◆ **Work to complete**
Return, word for word, the lines of the data from its first line through the line containing "font-size-icon[interactable]: A≡ ⌄: [556, 312, 591, 327]", with both of those lines included.

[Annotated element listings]
* * *

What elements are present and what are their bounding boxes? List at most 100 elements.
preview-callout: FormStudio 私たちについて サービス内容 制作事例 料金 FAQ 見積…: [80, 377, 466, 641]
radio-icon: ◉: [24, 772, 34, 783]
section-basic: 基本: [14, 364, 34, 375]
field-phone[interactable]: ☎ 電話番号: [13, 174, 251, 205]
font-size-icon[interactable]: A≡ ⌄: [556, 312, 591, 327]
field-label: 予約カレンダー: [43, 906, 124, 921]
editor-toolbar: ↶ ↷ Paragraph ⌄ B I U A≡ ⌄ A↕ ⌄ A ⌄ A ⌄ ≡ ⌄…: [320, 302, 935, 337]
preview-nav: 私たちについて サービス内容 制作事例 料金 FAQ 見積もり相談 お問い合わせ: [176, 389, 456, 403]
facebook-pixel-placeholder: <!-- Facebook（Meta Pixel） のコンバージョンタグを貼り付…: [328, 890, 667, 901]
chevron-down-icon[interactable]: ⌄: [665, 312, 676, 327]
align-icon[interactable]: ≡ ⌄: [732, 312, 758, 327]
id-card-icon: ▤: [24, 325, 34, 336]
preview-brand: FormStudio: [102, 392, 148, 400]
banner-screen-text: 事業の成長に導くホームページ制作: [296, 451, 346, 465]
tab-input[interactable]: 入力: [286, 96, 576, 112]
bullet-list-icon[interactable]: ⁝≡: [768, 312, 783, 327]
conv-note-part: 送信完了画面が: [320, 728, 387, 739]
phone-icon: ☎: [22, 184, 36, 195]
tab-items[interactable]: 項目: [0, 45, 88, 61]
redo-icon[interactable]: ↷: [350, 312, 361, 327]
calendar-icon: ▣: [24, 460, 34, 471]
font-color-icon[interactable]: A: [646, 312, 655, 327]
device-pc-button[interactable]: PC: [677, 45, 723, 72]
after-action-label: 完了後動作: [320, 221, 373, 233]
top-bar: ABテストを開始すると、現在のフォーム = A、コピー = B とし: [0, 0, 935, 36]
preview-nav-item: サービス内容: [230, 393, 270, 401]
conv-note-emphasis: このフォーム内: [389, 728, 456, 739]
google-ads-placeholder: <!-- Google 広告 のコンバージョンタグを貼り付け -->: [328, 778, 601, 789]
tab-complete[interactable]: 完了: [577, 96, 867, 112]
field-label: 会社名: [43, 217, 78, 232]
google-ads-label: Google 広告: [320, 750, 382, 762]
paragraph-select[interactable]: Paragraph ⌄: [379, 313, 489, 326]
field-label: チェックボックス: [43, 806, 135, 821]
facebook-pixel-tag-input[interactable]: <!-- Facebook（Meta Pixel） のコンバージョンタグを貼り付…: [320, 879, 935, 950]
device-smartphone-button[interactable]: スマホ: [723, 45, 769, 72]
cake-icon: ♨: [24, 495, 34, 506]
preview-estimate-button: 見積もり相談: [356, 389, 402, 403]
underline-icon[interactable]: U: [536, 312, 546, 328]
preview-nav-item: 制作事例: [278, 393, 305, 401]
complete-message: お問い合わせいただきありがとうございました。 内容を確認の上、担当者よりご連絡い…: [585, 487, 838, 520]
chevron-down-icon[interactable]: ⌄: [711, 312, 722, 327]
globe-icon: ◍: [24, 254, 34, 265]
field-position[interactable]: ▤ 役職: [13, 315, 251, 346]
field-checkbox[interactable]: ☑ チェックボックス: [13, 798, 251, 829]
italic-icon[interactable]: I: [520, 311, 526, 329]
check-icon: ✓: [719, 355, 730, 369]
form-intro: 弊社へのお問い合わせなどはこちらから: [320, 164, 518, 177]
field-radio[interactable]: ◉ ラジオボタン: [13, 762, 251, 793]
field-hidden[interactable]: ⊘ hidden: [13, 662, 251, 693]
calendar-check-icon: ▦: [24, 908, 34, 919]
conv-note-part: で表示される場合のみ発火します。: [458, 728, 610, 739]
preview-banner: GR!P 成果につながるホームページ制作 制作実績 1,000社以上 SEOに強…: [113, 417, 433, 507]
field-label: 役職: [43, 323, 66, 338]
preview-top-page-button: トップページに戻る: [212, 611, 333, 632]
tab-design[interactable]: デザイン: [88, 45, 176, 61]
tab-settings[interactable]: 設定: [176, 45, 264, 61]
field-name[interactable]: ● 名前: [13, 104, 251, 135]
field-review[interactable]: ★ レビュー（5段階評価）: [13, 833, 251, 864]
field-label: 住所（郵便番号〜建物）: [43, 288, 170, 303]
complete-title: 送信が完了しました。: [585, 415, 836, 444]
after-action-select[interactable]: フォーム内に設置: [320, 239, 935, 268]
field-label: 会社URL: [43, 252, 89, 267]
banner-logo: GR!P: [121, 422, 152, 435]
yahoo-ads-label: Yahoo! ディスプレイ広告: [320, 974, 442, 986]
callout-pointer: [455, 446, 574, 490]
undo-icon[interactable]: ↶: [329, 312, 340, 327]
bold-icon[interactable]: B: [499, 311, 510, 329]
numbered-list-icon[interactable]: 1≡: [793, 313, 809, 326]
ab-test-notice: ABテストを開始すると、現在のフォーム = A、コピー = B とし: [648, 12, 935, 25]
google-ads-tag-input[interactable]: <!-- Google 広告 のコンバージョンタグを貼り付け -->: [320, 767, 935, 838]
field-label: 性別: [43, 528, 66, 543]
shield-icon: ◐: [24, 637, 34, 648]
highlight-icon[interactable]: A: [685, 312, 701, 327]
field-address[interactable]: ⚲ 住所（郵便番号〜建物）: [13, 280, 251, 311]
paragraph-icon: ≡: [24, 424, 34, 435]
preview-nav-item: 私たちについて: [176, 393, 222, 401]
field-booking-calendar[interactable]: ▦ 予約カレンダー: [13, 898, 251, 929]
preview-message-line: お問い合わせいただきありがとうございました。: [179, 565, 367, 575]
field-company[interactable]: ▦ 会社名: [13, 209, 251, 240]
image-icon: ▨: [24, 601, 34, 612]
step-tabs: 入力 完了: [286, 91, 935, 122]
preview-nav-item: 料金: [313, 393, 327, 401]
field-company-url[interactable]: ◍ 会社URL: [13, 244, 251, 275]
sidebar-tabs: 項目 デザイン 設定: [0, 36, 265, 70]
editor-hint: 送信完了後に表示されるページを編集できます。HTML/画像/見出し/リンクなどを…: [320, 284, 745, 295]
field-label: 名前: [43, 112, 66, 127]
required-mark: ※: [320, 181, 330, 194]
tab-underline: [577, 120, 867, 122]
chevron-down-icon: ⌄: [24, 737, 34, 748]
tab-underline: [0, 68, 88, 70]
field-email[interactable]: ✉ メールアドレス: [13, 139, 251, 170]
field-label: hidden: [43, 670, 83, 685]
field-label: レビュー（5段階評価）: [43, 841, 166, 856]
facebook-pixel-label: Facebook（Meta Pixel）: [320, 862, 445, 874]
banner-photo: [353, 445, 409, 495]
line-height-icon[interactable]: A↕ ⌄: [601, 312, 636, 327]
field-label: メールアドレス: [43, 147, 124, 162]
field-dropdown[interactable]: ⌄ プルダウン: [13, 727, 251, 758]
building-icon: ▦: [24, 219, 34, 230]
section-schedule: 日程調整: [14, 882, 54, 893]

* * *

◆ **The completed task**
What elements are present and what are their bounding boxes? List at most 100 elements.
preview-callout: FormStudio 私たちについて サービス内容 制作事例 料金 FAQ 見積…: [80, 377, 466, 641]
radio-icon: ◉: [24, 772, 34, 783]
section-basic: 基本: [14, 364, 34, 375]
field-phone[interactable]: ☎ 電話番号: [13, 174, 251, 205]
font-size-icon[interactable]: A≡ ⌄: [556, 312, 591, 327]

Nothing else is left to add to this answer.